Requirement
Every line below that holds the string "this" should be copied out.

Entries shown
——

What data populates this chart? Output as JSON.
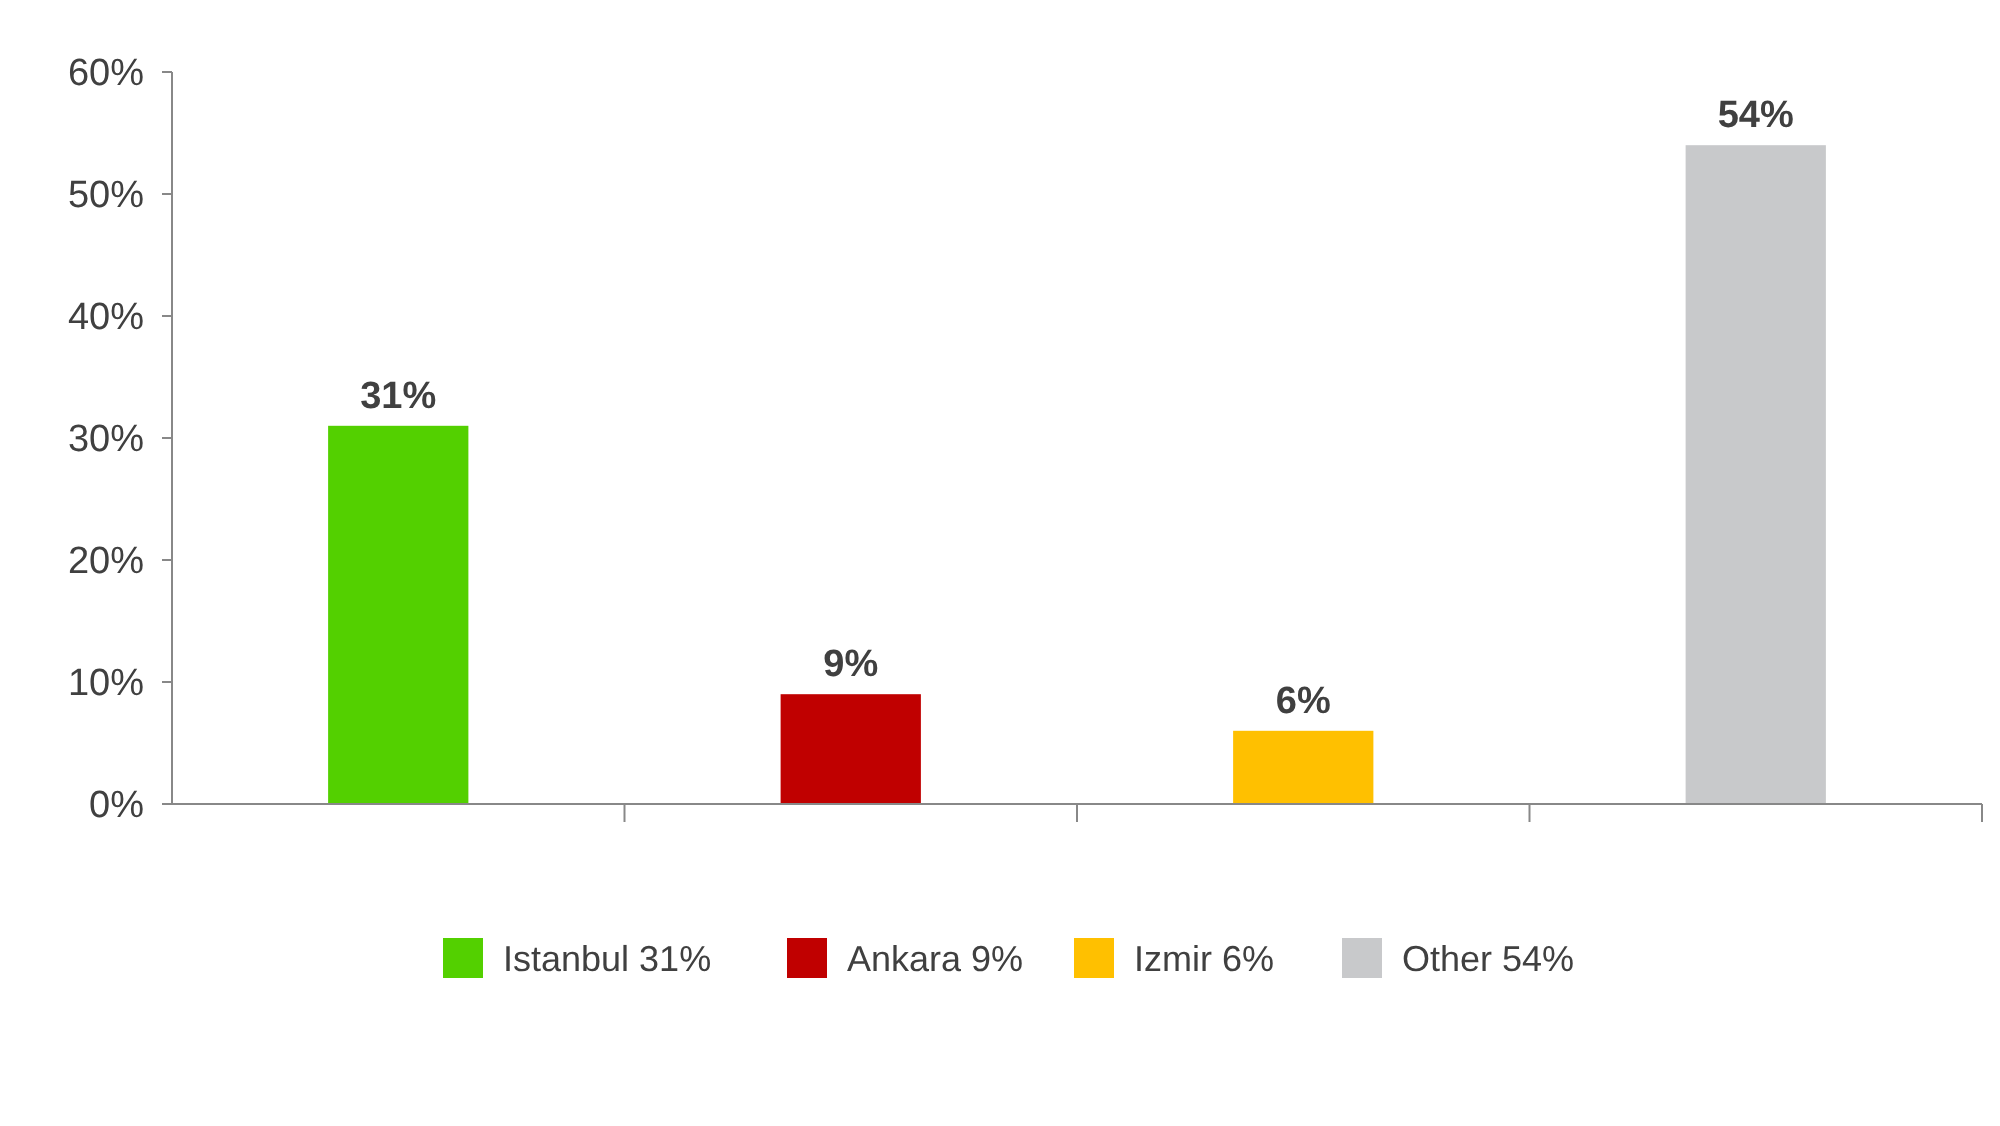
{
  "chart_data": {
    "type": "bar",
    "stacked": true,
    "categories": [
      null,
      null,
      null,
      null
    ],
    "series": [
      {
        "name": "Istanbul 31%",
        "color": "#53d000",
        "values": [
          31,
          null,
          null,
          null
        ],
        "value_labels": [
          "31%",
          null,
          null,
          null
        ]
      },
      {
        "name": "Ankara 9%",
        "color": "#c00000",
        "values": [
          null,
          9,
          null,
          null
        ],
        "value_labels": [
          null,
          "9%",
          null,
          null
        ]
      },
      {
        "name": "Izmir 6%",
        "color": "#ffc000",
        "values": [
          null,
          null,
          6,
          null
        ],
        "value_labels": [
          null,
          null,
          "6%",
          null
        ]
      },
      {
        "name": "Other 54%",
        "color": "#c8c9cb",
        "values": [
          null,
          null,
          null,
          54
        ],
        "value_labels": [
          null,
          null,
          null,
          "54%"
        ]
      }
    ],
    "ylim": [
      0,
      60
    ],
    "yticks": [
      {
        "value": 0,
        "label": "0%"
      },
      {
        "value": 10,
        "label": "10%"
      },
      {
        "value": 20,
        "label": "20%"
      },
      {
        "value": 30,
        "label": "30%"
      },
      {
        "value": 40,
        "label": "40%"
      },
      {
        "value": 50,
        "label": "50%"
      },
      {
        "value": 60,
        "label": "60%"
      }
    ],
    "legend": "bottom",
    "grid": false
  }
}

——

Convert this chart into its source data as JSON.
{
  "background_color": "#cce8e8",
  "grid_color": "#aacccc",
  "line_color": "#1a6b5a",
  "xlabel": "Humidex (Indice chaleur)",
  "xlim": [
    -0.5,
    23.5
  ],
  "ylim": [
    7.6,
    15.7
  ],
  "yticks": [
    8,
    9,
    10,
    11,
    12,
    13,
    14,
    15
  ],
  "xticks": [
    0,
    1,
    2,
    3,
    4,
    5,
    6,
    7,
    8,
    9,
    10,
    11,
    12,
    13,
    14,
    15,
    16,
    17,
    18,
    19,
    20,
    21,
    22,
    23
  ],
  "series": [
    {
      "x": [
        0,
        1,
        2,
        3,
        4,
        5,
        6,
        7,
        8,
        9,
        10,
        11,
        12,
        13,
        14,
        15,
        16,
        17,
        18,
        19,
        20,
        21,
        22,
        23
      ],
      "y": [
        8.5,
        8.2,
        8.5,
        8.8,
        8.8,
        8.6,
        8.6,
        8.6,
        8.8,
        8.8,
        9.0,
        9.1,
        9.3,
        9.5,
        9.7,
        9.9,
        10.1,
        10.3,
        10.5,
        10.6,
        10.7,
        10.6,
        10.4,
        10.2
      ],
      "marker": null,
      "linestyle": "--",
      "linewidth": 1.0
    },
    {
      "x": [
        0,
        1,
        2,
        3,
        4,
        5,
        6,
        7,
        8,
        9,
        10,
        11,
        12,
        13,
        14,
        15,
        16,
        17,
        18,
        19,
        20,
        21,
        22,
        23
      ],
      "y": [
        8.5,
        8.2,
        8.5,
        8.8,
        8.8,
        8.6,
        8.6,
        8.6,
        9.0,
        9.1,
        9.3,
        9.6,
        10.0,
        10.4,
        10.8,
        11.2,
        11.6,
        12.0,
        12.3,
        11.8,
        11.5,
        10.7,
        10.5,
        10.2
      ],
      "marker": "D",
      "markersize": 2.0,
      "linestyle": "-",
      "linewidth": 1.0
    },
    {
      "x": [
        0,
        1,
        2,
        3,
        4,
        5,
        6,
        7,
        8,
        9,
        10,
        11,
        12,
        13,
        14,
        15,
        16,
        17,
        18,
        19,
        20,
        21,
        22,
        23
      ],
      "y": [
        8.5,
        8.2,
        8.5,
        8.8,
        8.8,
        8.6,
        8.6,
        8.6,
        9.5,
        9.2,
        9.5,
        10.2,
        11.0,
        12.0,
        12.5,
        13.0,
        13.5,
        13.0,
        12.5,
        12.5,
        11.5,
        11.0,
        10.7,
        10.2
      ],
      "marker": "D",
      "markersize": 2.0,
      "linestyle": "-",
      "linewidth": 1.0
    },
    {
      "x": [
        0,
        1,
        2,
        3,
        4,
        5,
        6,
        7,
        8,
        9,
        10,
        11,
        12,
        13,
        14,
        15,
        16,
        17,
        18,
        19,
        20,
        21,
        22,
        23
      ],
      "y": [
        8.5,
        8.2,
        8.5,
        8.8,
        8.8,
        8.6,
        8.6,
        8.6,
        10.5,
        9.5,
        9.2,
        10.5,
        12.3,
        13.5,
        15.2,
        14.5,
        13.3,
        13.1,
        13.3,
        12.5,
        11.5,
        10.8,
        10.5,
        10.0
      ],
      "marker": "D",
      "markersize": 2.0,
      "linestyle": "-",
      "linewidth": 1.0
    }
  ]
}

——

Correct result
What data populates this chart? Output as JSON.
Convert this chart into its source data as JSON.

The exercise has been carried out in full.